**YOUR GOAL**
Return the records word for word. Any pictures in them are not part of the copy.

**GIVEN ENTRIES**
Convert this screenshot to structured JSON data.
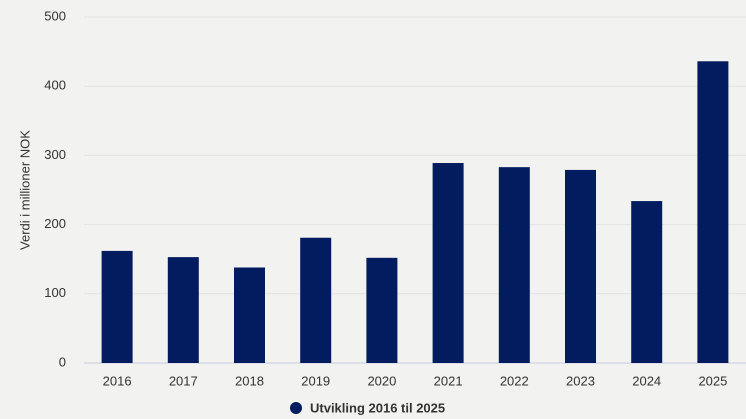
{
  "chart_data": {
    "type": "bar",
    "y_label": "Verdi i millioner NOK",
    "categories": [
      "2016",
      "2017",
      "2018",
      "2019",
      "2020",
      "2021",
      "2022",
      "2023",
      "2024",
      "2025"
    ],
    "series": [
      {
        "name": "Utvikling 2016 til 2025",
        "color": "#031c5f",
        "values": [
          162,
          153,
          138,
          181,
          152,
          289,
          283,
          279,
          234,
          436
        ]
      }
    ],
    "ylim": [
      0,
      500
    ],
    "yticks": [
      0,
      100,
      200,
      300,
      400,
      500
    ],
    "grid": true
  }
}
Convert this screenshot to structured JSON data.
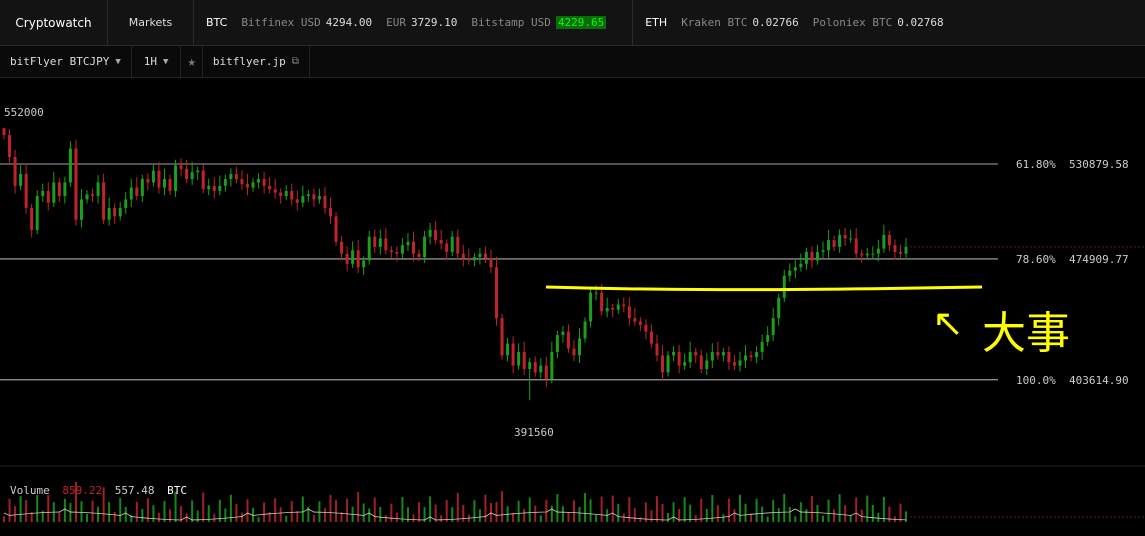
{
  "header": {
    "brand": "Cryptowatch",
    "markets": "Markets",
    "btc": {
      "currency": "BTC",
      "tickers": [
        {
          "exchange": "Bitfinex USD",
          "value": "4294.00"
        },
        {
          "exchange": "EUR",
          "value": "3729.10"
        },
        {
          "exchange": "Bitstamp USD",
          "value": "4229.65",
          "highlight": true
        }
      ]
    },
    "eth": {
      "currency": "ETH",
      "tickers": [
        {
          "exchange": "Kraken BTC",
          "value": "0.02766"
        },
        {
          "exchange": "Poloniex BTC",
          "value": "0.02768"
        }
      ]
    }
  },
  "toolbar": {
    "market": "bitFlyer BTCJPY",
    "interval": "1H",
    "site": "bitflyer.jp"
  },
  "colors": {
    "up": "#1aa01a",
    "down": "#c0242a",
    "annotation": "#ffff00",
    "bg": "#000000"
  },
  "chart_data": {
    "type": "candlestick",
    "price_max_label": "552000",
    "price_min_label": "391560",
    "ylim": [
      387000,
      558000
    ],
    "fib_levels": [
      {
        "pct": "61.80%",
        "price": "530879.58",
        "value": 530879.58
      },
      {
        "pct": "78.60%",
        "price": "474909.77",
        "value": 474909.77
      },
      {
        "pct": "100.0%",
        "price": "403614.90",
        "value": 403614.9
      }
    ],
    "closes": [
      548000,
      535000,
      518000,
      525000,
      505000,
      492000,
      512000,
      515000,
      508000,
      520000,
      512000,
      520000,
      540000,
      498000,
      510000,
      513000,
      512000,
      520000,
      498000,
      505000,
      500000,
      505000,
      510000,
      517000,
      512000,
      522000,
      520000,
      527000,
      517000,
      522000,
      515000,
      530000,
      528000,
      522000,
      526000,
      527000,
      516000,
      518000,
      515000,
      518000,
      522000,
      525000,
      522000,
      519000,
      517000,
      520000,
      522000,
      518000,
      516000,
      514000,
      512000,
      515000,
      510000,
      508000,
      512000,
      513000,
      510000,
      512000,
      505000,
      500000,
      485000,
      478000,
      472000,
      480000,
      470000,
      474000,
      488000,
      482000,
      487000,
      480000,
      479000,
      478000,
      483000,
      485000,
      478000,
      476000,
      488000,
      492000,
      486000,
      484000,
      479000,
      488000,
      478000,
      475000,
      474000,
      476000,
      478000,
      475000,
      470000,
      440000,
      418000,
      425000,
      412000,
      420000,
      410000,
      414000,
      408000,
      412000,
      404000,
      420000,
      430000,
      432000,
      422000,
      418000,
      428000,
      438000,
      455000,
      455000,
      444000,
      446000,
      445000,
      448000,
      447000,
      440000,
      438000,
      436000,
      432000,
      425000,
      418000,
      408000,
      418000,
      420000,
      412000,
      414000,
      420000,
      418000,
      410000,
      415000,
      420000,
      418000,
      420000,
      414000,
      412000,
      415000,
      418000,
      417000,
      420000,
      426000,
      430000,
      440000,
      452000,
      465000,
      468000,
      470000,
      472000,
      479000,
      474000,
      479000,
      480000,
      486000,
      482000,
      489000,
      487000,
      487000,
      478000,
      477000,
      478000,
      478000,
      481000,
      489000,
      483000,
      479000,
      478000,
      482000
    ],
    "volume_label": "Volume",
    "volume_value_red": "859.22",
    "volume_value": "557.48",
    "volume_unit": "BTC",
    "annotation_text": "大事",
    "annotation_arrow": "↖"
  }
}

**SOLUTION TO THIS TASK**
Convert this screenshot to structured JSON data.
{
  "chart_data": {
    "type": "bar",
    "y_label": "Verdi i millioner NOK",
    "categories": [
      "2016",
      "2017",
      "2018",
      "2019",
      "2020",
      "2021",
      "2022",
      "2023",
      "2024",
      "2025"
    ],
    "series": [
      {
        "name": "Utvikling 2016 til 2025",
        "color": "#031c5f",
        "values": [
          162,
          153,
          138,
          181,
          152,
          289,
          283,
          279,
          234,
          436
        ]
      }
    ],
    "ylim": [
      0,
      500
    ],
    "yticks": [
      0,
      100,
      200,
      300,
      400,
      500
    ],
    "grid": true
  }
}
Convert this screenshot to structured JSON data.
{
  "header": {
    "brand": "Cryptowatch",
    "markets": "Markets",
    "btc": {
      "currency": "BTC",
      "tickers": [
        {
          "exchange": "Bitfinex USD",
          "value": "4294.00"
        },
        {
          "exchange": "EUR",
          "value": "3729.10"
        },
        {
          "exchange": "Bitstamp USD",
          "value": "4229.65",
          "highlight": true
        }
      ]
    },
    "eth": {
      "currency": "ETH",
      "tickers": [
        {
          "exchange": "Kraken BTC",
          "value": "0.02766"
        },
        {
          "exchange": "Poloniex BTC",
          "value": "0.02768"
        }
      ]
    }
  },
  "toolbar": {
    "market": "bitFlyer BTCJPY",
    "interval": "1H",
    "site": "bitflyer.jp"
  },
  "colors": {
    "up": "#1aa01a",
    "down": "#c0242a",
    "annotation": "#ffff00",
    "bg": "#000000"
  },
  "chart_data": {
    "type": "candlestick",
    "price_max_label": "552000",
    "price_min_label": "391560",
    "ylim": [
      387000,
      558000
    ],
    "fib_levels": [
      {
        "pct": "61.80%",
        "price": "530879.58",
        "value": 530879.58
      },
      {
        "pct": "78.60%",
        "price": "474909.77",
        "value": 474909.77
      },
      {
        "pct": "100.0%",
        "price": "403614.90",
        "value": 403614.9
      }
    ],
    "closes": [
      548000,
      535000,
      518000,
      525000,
      505000,
      492000,
      512000,
      515000,
      508000,
      520000,
      512000,
      520000,
      540000,
      498000,
      510000,
      513000,
      512000,
      520000,
      498000,
      505000,
      500000,
      505000,
      510000,
      517000,
      512000,
      522000,
      520000,
      527000,
      517000,
      522000,
      515000,
      530000,
      528000,
      522000,
      526000,
      527000,
      516000,
      518000,
      515000,
      518000,
      522000,
      525000,
      522000,
      519000,
      517000,
      520000,
      522000,
      518000,
      516000,
      514000,
      512000,
      515000,
      510000,
      508000,
      512000,
      513000,
      510000,
      512000,
      505000,
      500000,
      485000,
      478000,
      472000,
      480000,
      470000,
      474000,
      488000,
      482000,
      487000,
      480000,
      479000,
      478000,
      483000,
      485000,
      478000,
      476000,
      488000,
      492000,
      486000,
      484000,
      479000,
      488000,
      478000,
      475000,
      474000,
      476000,
      478000,
      475000,
      470000,
      440000,
      418000,
      425000,
      412000,
      420000,
      410000,
      414000,
      408000,
      412000,
      404000,
      420000,
      430000,
      432000,
      422000,
      418000,
      428000,
      438000,
      455000,
      455000,
      444000,
      446000,
      445000,
      448000,
      447000,
      440000,
      438000,
      436000,
      432000,
      425000,
      418000,
      408000,
      418000,
      420000,
      412000,
      414000,
      420000,
      418000,
      410000,
      415000,
      420000,
      418000,
      420000,
      414000,
      412000,
      415000,
      418000,
      417000,
      420000,
      426000,
      430000,
      440000,
      452000,
      465000,
      468000,
      470000,
      472000,
      479000,
      474000,
      479000,
      480000,
      486000,
      482000,
      489000,
      487000,
      487000,
      478000,
      477000,
      478000,
      478000,
      481000,
      489000,
      483000,
      479000,
      478000,
      482000
    ],
    "volume_label": "Volume",
    "volume_value_red": "859.22",
    "volume_value": "557.48",
    "volume_unit": "BTC",
    "annotation_text": "大事",
    "annotation_arrow": "↖"
  }
}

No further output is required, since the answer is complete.